Quote, verbatim, all material below, without pictures.

— Start of MATERIALS PROVIDED —

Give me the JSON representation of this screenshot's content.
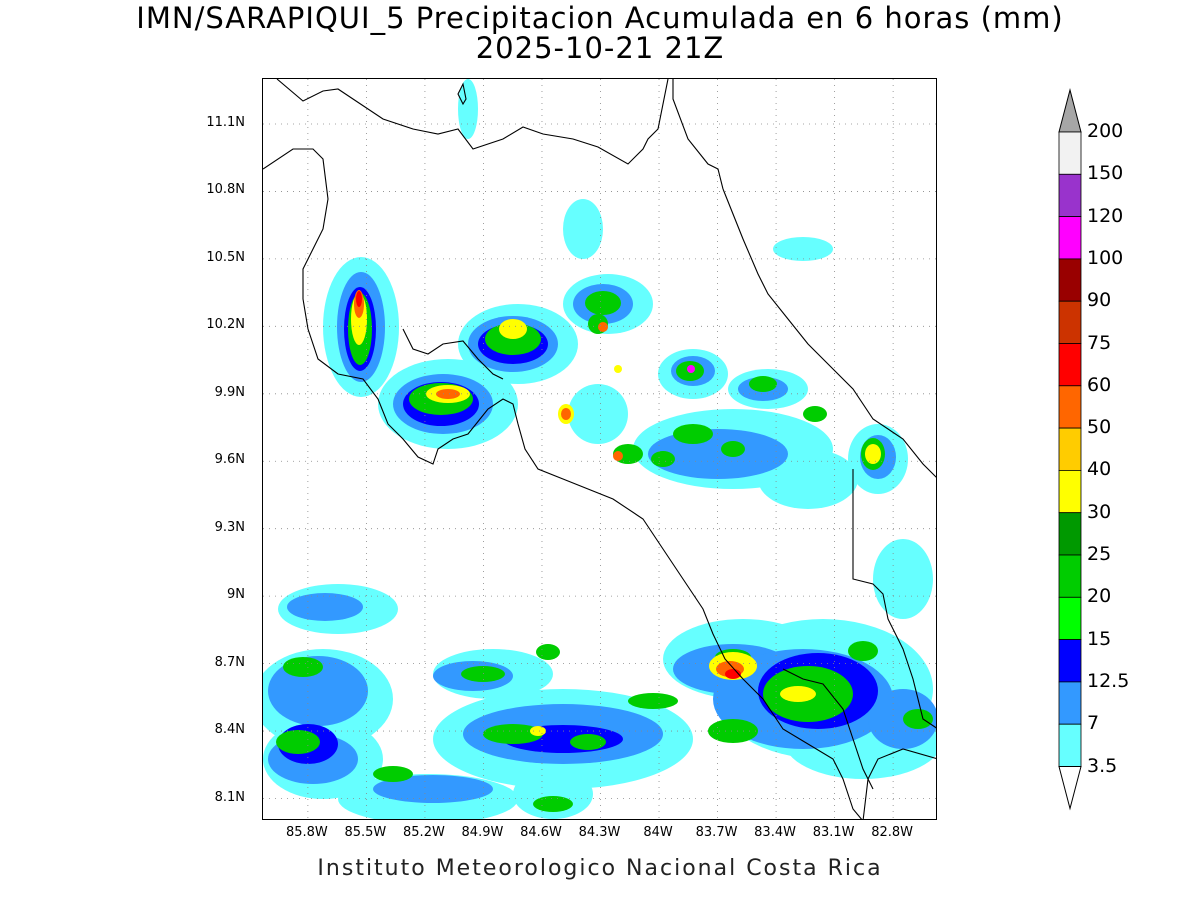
{
  "title": {
    "line1": "IMN/SARAPIQUI_5 Precipitacion Acumulada en 6 horas (mm)",
    "line2": "2025-10-21 21Z"
  },
  "footer": "Instituto Meteorologico Nacional Costa Rica",
  "map": {
    "projection": "lat-lon",
    "lon_range": [
      -86.03,
      -82.57
    ],
    "lat_range": [
      8.0,
      11.3
    ],
    "lat_ticks": [
      {
        "value": 11.1,
        "label": "11.1N"
      },
      {
        "value": 10.8,
        "label": "10.8N"
      },
      {
        "value": 10.5,
        "label": "10.5N"
      },
      {
        "value": 10.2,
        "label": "10.2N"
      },
      {
        "value": 9.9,
        "label": "9.9N"
      },
      {
        "value": 9.6,
        "label": "9.6N"
      },
      {
        "value": 9.3,
        "label": "9.3N"
      },
      {
        "value": 9.0,
        "label": "9N"
      },
      {
        "value": 8.7,
        "label": "8.7N"
      },
      {
        "value": 8.4,
        "label": "8.4N"
      },
      {
        "value": 8.1,
        "label": "8.1N"
      }
    ],
    "lon_ticks": [
      {
        "value": -85.8,
        "label": "85.8W"
      },
      {
        "value": -85.5,
        "label": "85.5W"
      },
      {
        "value": -85.2,
        "label": "85.2W"
      },
      {
        "value": -84.9,
        "label": "84.9W"
      },
      {
        "value": -84.6,
        "label": "84.6W"
      },
      {
        "value": -84.3,
        "label": "84.3W"
      },
      {
        "value": -84.0,
        "label": "84W"
      },
      {
        "value": -83.7,
        "label": "83.7W"
      },
      {
        "value": -83.4,
        "label": "83.4W"
      },
      {
        "value": -83.1,
        "label": "83.1W"
      },
      {
        "value": -82.8,
        "label": "82.8W"
      }
    ],
    "grid": "dotted"
  },
  "colorbar": {
    "labels": [
      "200",
      "150",
      "120",
      "100",
      "90",
      "75",
      "60",
      "50",
      "40",
      "30",
      "25",
      "20",
      "15",
      "12.5",
      "7",
      "3.5"
    ],
    "colors": [
      "#f2f2f2",
      "#9933cc",
      "#ff00ff",
      "#990000",
      "#cc3300",
      "#ff0000",
      "#ff6600",
      "#ffcc00",
      "#ffff00",
      "#009900",
      "#00cc00",
      "#00ff00",
      "#0000ff",
      "#3399ff",
      "#66ffff"
    ],
    "over_color": "#a6a6a6",
    "under_color": "#ffffff"
  }
}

— End of MATERIALS PROVIDED —

### THE OUTPUT
Give me the JSON representation of this screenshot's content.
{
  "title": {
    "line1": "IMN/SARAPIQUI_5 Precipitacion Acumulada en 6 horas (mm)",
    "line2": "2025-10-21 21Z"
  },
  "footer": "Instituto Meteorologico Nacional Costa Rica",
  "map": {
    "projection": "lat-lon",
    "lon_range": [
      -86.03,
      -82.57
    ],
    "lat_range": [
      8.0,
      11.3
    ],
    "lat_ticks": [
      {
        "value": 11.1,
        "label": "11.1N"
      },
      {
        "value": 10.8,
        "label": "10.8N"
      },
      {
        "value": 10.5,
        "label": "10.5N"
      },
      {
        "value": 10.2,
        "label": "10.2N"
      },
      {
        "value": 9.9,
        "label": "9.9N"
      },
      {
        "value": 9.6,
        "label": "9.6N"
      },
      {
        "value": 9.3,
        "label": "9.3N"
      },
      {
        "value": 9.0,
        "label": "9N"
      },
      {
        "value": 8.7,
        "label": "8.7N"
      },
      {
        "value": 8.4,
        "label": "8.4N"
      },
      {
        "value": 8.1,
        "label": "8.1N"
      }
    ],
    "lon_ticks": [
      {
        "value": -85.8,
        "label": "85.8W"
      },
      {
        "value": -85.5,
        "label": "85.5W"
      },
      {
        "value": -85.2,
        "label": "85.2W"
      },
      {
        "value": -84.9,
        "label": "84.9W"
      },
      {
        "value": -84.6,
        "label": "84.6W"
      },
      {
        "value": -84.3,
        "label": "84.3W"
      },
      {
        "value": -84.0,
        "label": "84W"
      },
      {
        "value": -83.7,
        "label": "83.7W"
      },
      {
        "value": -83.4,
        "label": "83.4W"
      },
      {
        "value": -83.1,
        "label": "83.1W"
      },
      {
        "value": -82.8,
        "label": "82.8W"
      }
    ],
    "grid": "dotted"
  },
  "colorbar": {
    "labels": [
      "200",
      "150",
      "120",
      "100",
      "90",
      "75",
      "60",
      "50",
      "40",
      "30",
      "25",
      "20",
      "15",
      "12.5",
      "7",
      "3.5"
    ],
    "colors": [
      "#f2f2f2",
      "#9933cc",
      "#ff00ff",
      "#990000",
      "#cc3300",
      "#ff0000",
      "#ff6600",
      "#ffcc00",
      "#ffff00",
      "#009900",
      "#00cc00",
      "#00ff00",
      "#0000ff",
      "#3399ff",
      "#66ffff"
    ],
    "over_color": "#a6a6a6",
    "under_color": "#ffffff"
  }
}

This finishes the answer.